> **Work required**
Your task is to restate every entry below word for word and omit the images.

> **Figure collection entries**

----------

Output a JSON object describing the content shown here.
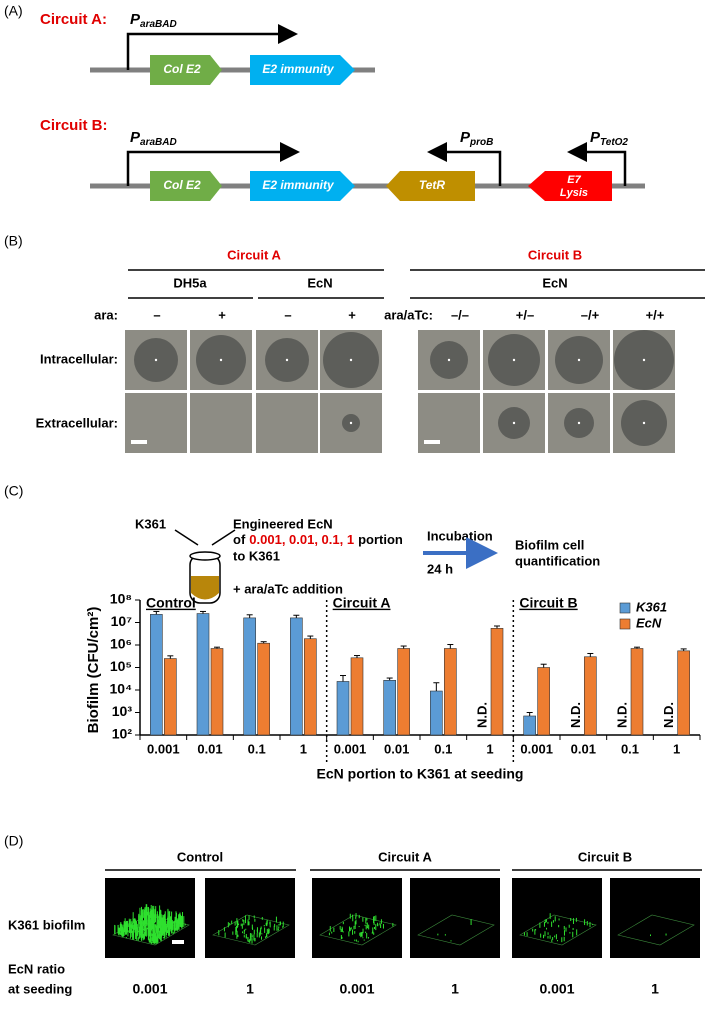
{
  "figure_labels": [
    "(A)",
    "(B)",
    "(C)",
    "(D)"
  ],
  "panel_a": {
    "circuits": [
      {
        "name": "Circuit A:",
        "promoters": [
          {
            "main": "P",
            "sub": "araBAD"
          }
        ],
        "genes": [
          [
            "Col E2"
          ],
          [
            "E2 immunity"
          ]
        ]
      },
      {
        "name": "Circuit B:",
        "promoters": [
          {
            "main": "P",
            "sub": "araBAD"
          },
          {
            "main": "P",
            "sub": "proB"
          },
          {
            "main": "P",
            "sub": "TetO2"
          }
        ],
        "genes": [
          [
            "Col E2"
          ],
          [
            "E2 immunity"
          ],
          [
            "TetR"
          ],
          [
            "E7",
            "Lysis"
          ]
        ]
      }
    ]
  },
  "panel_b": {
    "circuit_a": {
      "title": "Circuit A",
      "strains": [
        "DH5a",
        "EcN"
      ],
      "condition_label": "ara:",
      "conditions": [
        "–",
        "+",
        "–",
        "+"
      ]
    },
    "circuit_b": {
      "title": "Circuit B",
      "strain": "EcN",
      "condition_label": "ara/aTc:",
      "conditions": [
        "–/–",
        "+/–",
        "–/+",
        "+/+"
      ]
    },
    "rows": [
      "Intracellular:",
      "Extracellular:"
    ]
  },
  "panel_c_schematic": {
    "k361": "K361",
    "engineered": "Engineered EcN",
    "portion": [
      "of",
      "0.001, 0.01, 0.1, 1",
      "portion"
    ],
    "to": "to K361",
    "addition": "+ ara/aTc addition",
    "incubation": "Incubation",
    "time": "24 h",
    "result": [
      "Biofilm cell",
      "quantification"
    ]
  },
  "chart_data": {
    "type": "bar",
    "y_label": "Biofilm (CFU/cm²)",
    "x_label": "EcN portion to K361 at seeding",
    "groups": [
      "Control",
      "Circuit A",
      "Circuit B"
    ],
    "categories": [
      "0.001",
      "0.01",
      "0.1",
      "1",
      "0.001",
      "0.01",
      "0.1",
      "1",
      "0.001",
      "0.01",
      "0.1",
      "1"
    ],
    "log_scale": true,
    "ylim": [
      100,
      100000000
    ],
    "yticks": [
      {
        "value": 100,
        "label": "10²"
      },
      {
        "value": 1000,
        "label": "10³"
      },
      {
        "value": 10000,
        "label": "10⁴"
      },
      {
        "value": 100000,
        "label": "10⁵"
      },
      {
        "value": 1000000,
        "label": "10⁶"
      },
      {
        "value": 10000000,
        "label": "10⁷"
      },
      {
        "value": 100000000,
        "label": "10⁸"
      }
    ],
    "legend": "upper right",
    "series": [
      {
        "name": "K361",
        "color": "#5b9bd5",
        "values": [
          23000000,
          25000000,
          16000000,
          16000000,
          24000,
          27000,
          9000,
          null,
          700,
          null,
          null,
          null
        ],
        "errors": [
          8000000,
          6000000,
          6000000,
          5000000,
          20000,
          7000,
          12000,
          null,
          300,
          null,
          null,
          null
        ],
        "value_labels": [
          null,
          null,
          null,
          null,
          null,
          null,
          null,
          "N.D.",
          null,
          "N.D.",
          "N.D.",
          "N.D."
        ]
      },
      {
        "name": "EcN",
        "color": "#ed7d31",
        "values": [
          250000,
          700000,
          1200000,
          1900000,
          270000,
          700000,
          700000,
          5500000,
          100000,
          300000,
          700000,
          550000
        ],
        "errors": [
          80000,
          100000,
          200000,
          600000,
          70000,
          200000,
          350000,
          1500000,
          40000,
          120000,
          100000,
          120000
        ]
      }
    ]
  },
  "panel_d": {
    "groups": [
      "Control",
      "Circuit A",
      "Circuit B"
    ],
    "row_label": "K361 biofilm",
    "ratio_label": [
      "EcN ratio",
      "at seeding"
    ],
    "ratios": [
      "0.001",
      "1",
      "0.001",
      "1",
      "0.001",
      "1"
    ]
  }
}
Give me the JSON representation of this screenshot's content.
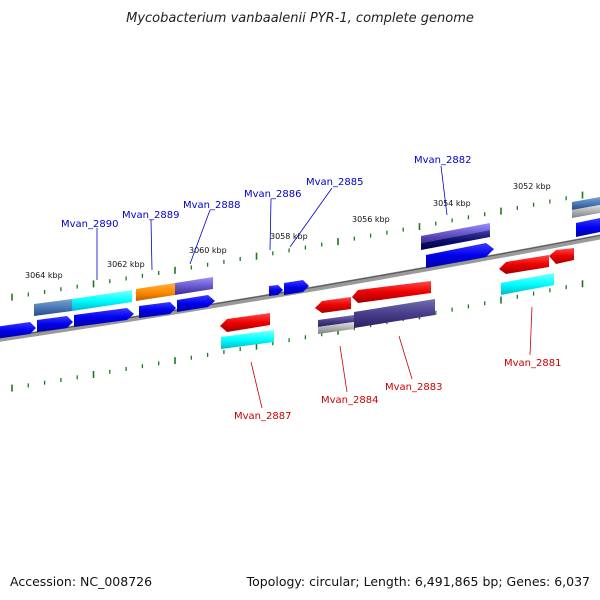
{
  "title": "Mycobacterium vanbaalenii PYR-1, complete genome",
  "footer": {
    "accession": "Accession: NC_008726",
    "info": "Topology: circular; Length: 6,491,865 bp; Genes: 6,037"
  },
  "colors": {
    "forward_label": "#0000cc",
    "reverse_label": "#cc0000",
    "backbone": "#888888",
    "tick": "#1a7a1a"
  },
  "scale_labels": [
    "3064 kbp",
    "3062 kbp",
    "3060 kbp",
    "3058 kbp",
    "3056 kbp",
    "3054 kbp",
    "3052 kbp"
  ],
  "forward_genes": [
    "Mvan_2890",
    "Mvan_2889",
    "Mvan_2888",
    "Mvan_2886",
    "Mvan_2885",
    "Mvan_2882"
  ],
  "reverse_genes": [
    "Mvan_2887",
    "Mvan_2884",
    "Mvan_2883",
    "Mvan_2881"
  ]
}
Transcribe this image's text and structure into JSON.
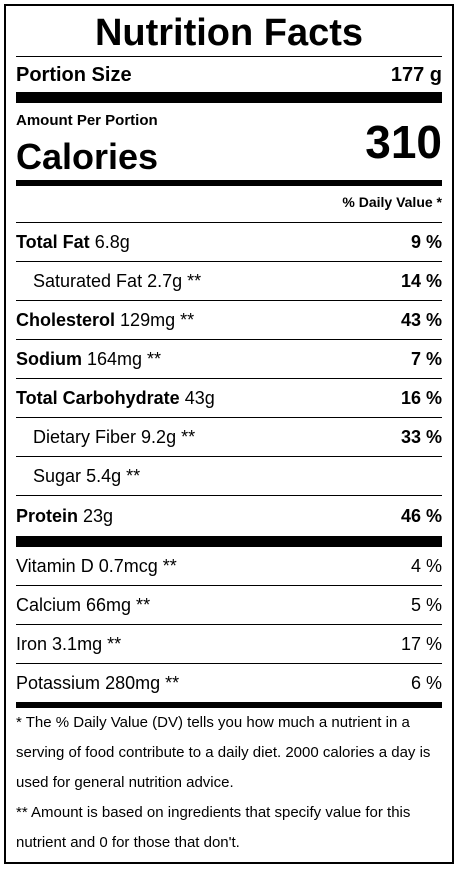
{
  "title": "Nutrition Facts",
  "portion": {
    "label": "Portion Size",
    "value": "177 g"
  },
  "amount_per_portion": "Amount Per Portion",
  "calories": {
    "label": "Calories",
    "value": "310"
  },
  "daily_value_header": "% Daily Value *",
  "nutrients": [
    {
      "name": "Total Fat",
      "amount": "6.8g",
      "pct": "9 %"
    },
    {
      "name": "Saturated Fat",
      "amount": "2.7g **",
      "pct": "14 %"
    },
    {
      "name": "Cholesterol",
      "amount": "129mg **",
      "pct": "43 %"
    },
    {
      "name": "Sodium",
      "amount": "164mg **",
      "pct": "7 %"
    },
    {
      "name": "Total Carbohydrate",
      "amount": "43g",
      "pct": "16 %"
    },
    {
      "name": "Dietary Fiber",
      "amount": "9.2g **",
      "pct": "33 %"
    },
    {
      "name": "Sugar",
      "amount": "5.4g **",
      "pct": ""
    },
    {
      "name": "Protein",
      "amount": "23g",
      "pct": "46 %"
    }
  ],
  "vitamins": [
    {
      "name": "Vitamin D",
      "amount": "0.7mcg **",
      "pct": "4 %"
    },
    {
      "name": "Calcium",
      "amount": "66mg **",
      "pct": "5 %"
    },
    {
      "name": "Iron",
      "amount": "3.1mg **",
      "pct": "17 %"
    },
    {
      "name": "Potassium",
      "amount": "280mg **",
      "pct": "6 %"
    }
  ],
  "footnotes": {
    "dv": "* The % Daily Value (DV) tells you how much a nutrient in a serving of food contribute to a daily diet. 2000 calories a day is used for general nutrition advice.",
    "amount": "** Amount is based on ingredients that specify value for this nutrient and 0 for those that don't."
  }
}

----------

> **Answer below**
Output a JSON object describing the content shown here.
{
  "figure_labels": [
    "(A)",
    "(B)",
    "(C)",
    "(D)"
  ],
  "panel_a": {
    "circuits": [
      {
        "name": "Circuit A:",
        "promoters": [
          {
            "main": "P",
            "sub": "araBAD"
          }
        ],
        "genes": [
          [
            "Col E2"
          ],
          [
            "E2 immunity"
          ]
        ]
      },
      {
        "name": "Circuit B:",
        "promoters": [
          {
            "main": "P",
            "sub": "araBAD"
          },
          {
            "main": "P",
            "sub": "proB"
          },
          {
            "main": "P",
            "sub": "TetO2"
          }
        ],
        "genes": [
          [
            "Col E2"
          ],
          [
            "E2 immunity"
          ],
          [
            "TetR"
          ],
          [
            "E7",
            "Lysis"
          ]
        ]
      }
    ]
  },
  "panel_b": {
    "circuit_a": {
      "title": "Circuit A",
      "strains": [
        "DH5a",
        "EcN"
      ],
      "condition_label": "ara:",
      "conditions": [
        "–",
        "+",
        "–",
        "+"
      ]
    },
    "circuit_b": {
      "title": "Circuit B",
      "strain": "EcN",
      "condition_label": "ara/aTc:",
      "conditions": [
        "–/–",
        "+/–",
        "–/+",
        "+/+"
      ]
    },
    "rows": [
      "Intracellular:",
      "Extracellular:"
    ]
  },
  "panel_c_schematic": {
    "k361": "K361",
    "engineered": "Engineered EcN",
    "portion": [
      "of",
      "0.001, 0.01, 0.1, 1",
      "portion"
    ],
    "to": "to K361",
    "addition": "+ ara/aTc addition",
    "incubation": "Incubation",
    "time": "24 h",
    "result": [
      "Biofilm cell",
      "quantification"
    ]
  },
  "chart_data": {
    "type": "bar",
    "y_label": "Biofilm (CFU/cm²)",
    "x_label": "EcN portion to K361 at seeding",
    "groups": [
      "Control",
      "Circuit A",
      "Circuit B"
    ],
    "categories": [
      "0.001",
      "0.01",
      "0.1",
      "1",
      "0.001",
      "0.01",
      "0.1",
      "1",
      "0.001",
      "0.01",
      "0.1",
      "1"
    ],
    "log_scale": true,
    "ylim": [
      100,
      100000000
    ],
    "yticks": [
      {
        "value": 100,
        "label": "10²"
      },
      {
        "value": 1000,
        "label": "10³"
      },
      {
        "value": 10000,
        "label": "10⁴"
      },
      {
        "value": 100000,
        "label": "10⁵"
      },
      {
        "value": 1000000,
        "label": "10⁶"
      },
      {
        "value": 10000000,
        "label": "10⁷"
      },
      {
        "value": 100000000,
        "label": "10⁸"
      }
    ],
    "legend": "upper right",
    "series": [
      {
        "name": "K361",
        "color": "#5b9bd5",
        "values": [
          23000000,
          25000000,
          16000000,
          16000000,
          24000,
          27000,
          9000,
          null,
          700,
          null,
          null,
          null
        ],
        "errors": [
          8000000,
          6000000,
          6000000,
          5000000,
          20000,
          7000,
          12000,
          null,
          300,
          null,
          null,
          null
        ],
        "value_labels": [
          null,
          null,
          null,
          null,
          null,
          null,
          null,
          "N.D.",
          null,
          "N.D.",
          "N.D.",
          "N.D."
        ]
      },
      {
        "name": "EcN",
        "color": "#ed7d31",
        "values": [
          250000,
          700000,
          1200000,
          1900000,
          270000,
          700000,
          700000,
          5500000,
          100000,
          300000,
          700000,
          550000
        ],
        "errors": [
          80000,
          100000,
          200000,
          600000,
          70000,
          200000,
          350000,
          1500000,
          40000,
          120000,
          100000,
          120000
        ]
      }
    ]
  },
  "panel_d": {
    "groups": [
      "Control",
      "Circuit A",
      "Circuit B"
    ],
    "row_label": "K361 biofilm",
    "ratio_label": [
      "EcN ratio",
      "at seeding"
    ],
    "ratios": [
      "0.001",
      "1",
      "0.001",
      "1",
      "0.001",
      "1"
    ]
  }
}
Give me the JSON representation of this screenshot's content.
{
  "title": "Mycobacterium vanbaalenii PYR-1, complete genome",
  "footer": {
    "accession": "Accession: NC_008726",
    "info": "Topology: circular; Length: 6,491,865 bp; Genes: 6,037"
  },
  "colors": {
    "forward_label": "#0000cc",
    "reverse_label": "#cc0000",
    "backbone": "#888888",
    "tick": "#1a7a1a"
  },
  "scale_labels": [
    "3064 kbp",
    "3062 kbp",
    "3060 kbp",
    "3058 kbp",
    "3056 kbp",
    "3054 kbp",
    "3052 kbp"
  ],
  "forward_genes": [
    "Mvan_2890",
    "Mvan_2889",
    "Mvan_2888",
    "Mvan_2886",
    "Mvan_2885",
    "Mvan_2882"
  ],
  "reverse_genes": [
    "Mvan_2887",
    "Mvan_2884",
    "Mvan_2883",
    "Mvan_2881"
  ]
}
Transcribe this image's text and structure into JSON.
{
  "title": "Nutrition Facts",
  "portion": {
    "label": "Portion Size",
    "value": "177 g"
  },
  "amount_per_portion": "Amount Per Portion",
  "calories": {
    "label": "Calories",
    "value": "310"
  },
  "daily_value_header": "% Daily Value *",
  "nutrients": [
    {
      "name": "Total Fat",
      "amount": "6.8g",
      "pct": "9 %"
    },
    {
      "name": "Saturated Fat",
      "amount": "2.7g **",
      "pct": "14 %"
    },
    {
      "name": "Cholesterol",
      "amount": "129mg **",
      "pct": "43 %"
    },
    {
      "name": "Sodium",
      "amount": "164mg **",
      "pct": "7 %"
    },
    {
      "name": "Total Carbohydrate",
      "amount": "43g",
      "pct": "16 %"
    },
    {
      "name": "Dietary Fiber",
      "amount": "9.2g **",
      "pct": "33 %"
    },
    {
      "name": "Sugar",
      "amount": "5.4g **",
      "pct": ""
    },
    {
      "name": "Protein",
      "amount": "23g",
      "pct": "46 %"
    }
  ],
  "vitamins": [
    {
      "name": "Vitamin D",
      "amount": "0.7mcg **",
      "pct": "4 %"
    },
    {
      "name": "Calcium",
      "amount": "66mg **",
      "pct": "5 %"
    },
    {
      "name": "Iron",
      "amount": "3.1mg **",
      "pct": "17 %"
    },
    {
      "name": "Potassium",
      "amount": "280mg **",
      "pct": "6 %"
    }
  ],
  "footnotes": {
    "dv": "* The % Daily Value (DV) tells you how much a nutrient in a serving of food contribute to a daily diet. 2000 calories a day is used for general nutrition advice.",
    "amount": "** Amount is based on ingredients that specify value for this nutrient and 0 for those that don't."
  }
}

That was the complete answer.